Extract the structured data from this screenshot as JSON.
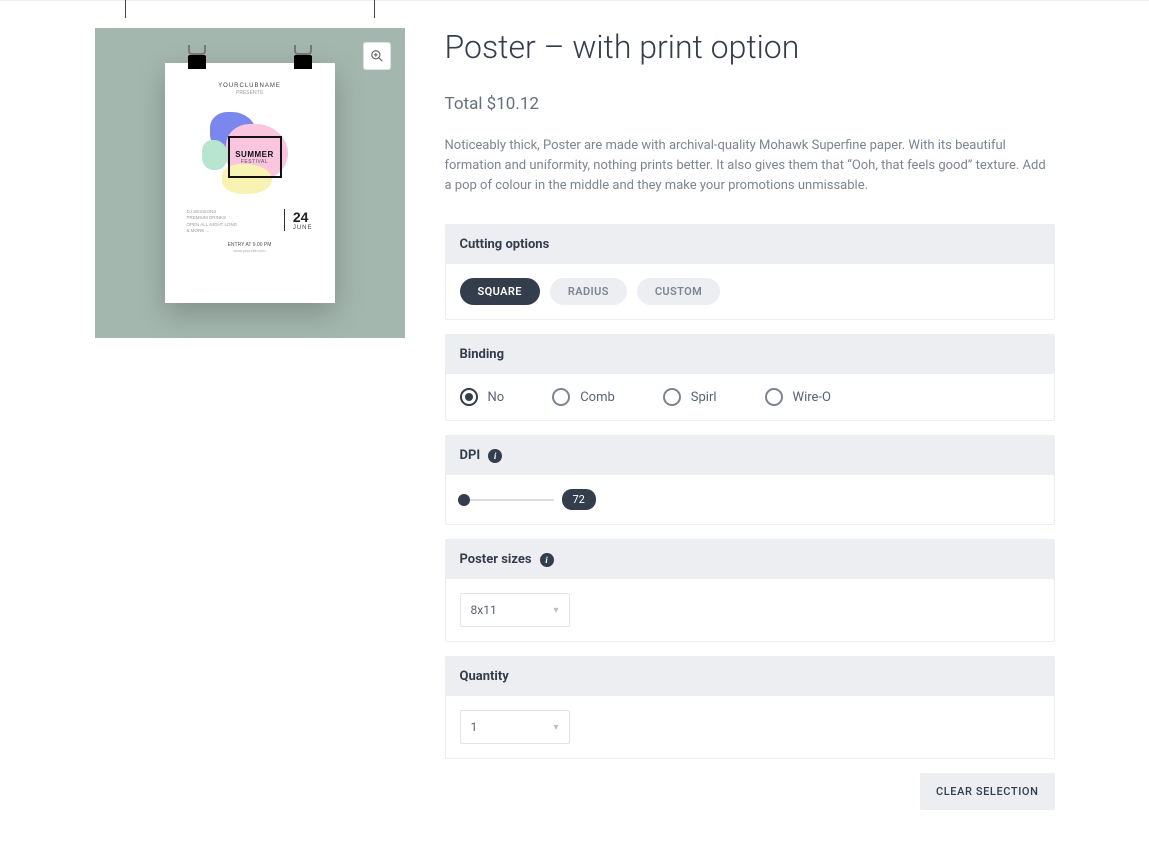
{
  "product": {
    "title": "Poster – with print option",
    "total_label": "Total $10.12",
    "description": "Noticeably thick, Poster are made with archival-quality Mohawk Superfine paper. With its beautiful formation and uniformity, nothing prints better. It also gives them that “Ooh, that feels good” texture. Add a pop of colour in the middle and they make your promotions unmissable."
  },
  "preview": {
    "club": "YOURCLUBNAME",
    "presents": "PRESENTS",
    "art_title": "SUMMER",
    "art_sub": "FESTIVAL",
    "meta": "DJ SESSIONS\nPREMIUM DRINKS\nOPEN ALL NIGHT LONG\n& MORE ...",
    "date_num": "24",
    "date_month": "JUNE",
    "entry": "ENTRY AT 9.00 PM",
    "site": "www.yoursite.com"
  },
  "cutting": {
    "heading": "Cutting options",
    "options": [
      "SQUARE",
      "RADIUS",
      "CUSTOM"
    ],
    "selected": "SQUARE"
  },
  "binding": {
    "heading": "Binding",
    "options": [
      "No",
      "Comb",
      "Spirl",
      "Wire-O"
    ],
    "selected": "No"
  },
  "dpi": {
    "heading": "DPI",
    "value": "72"
  },
  "sizes": {
    "heading": "Poster sizes",
    "selected": "8x11"
  },
  "quantity": {
    "heading": "Quantity",
    "selected": "1"
  },
  "actions": {
    "clear": "CLEAR SELECTION"
  }
}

__Problem statement__:
Filter for "Poster". Return all lines that hold it.

__Finished task__:
    "title": "Poster – with print option",
    "description": "Noticeably thick, Poster are made with archival-quality Mohawk Superfine paper. With its beautiful formation and uniformity, nothing prints better. It also gives them that “Ooh, that feels good” texture. Add a pop of colour in the middle and they make your promotions unmissable."
    "heading": "Poster sizes",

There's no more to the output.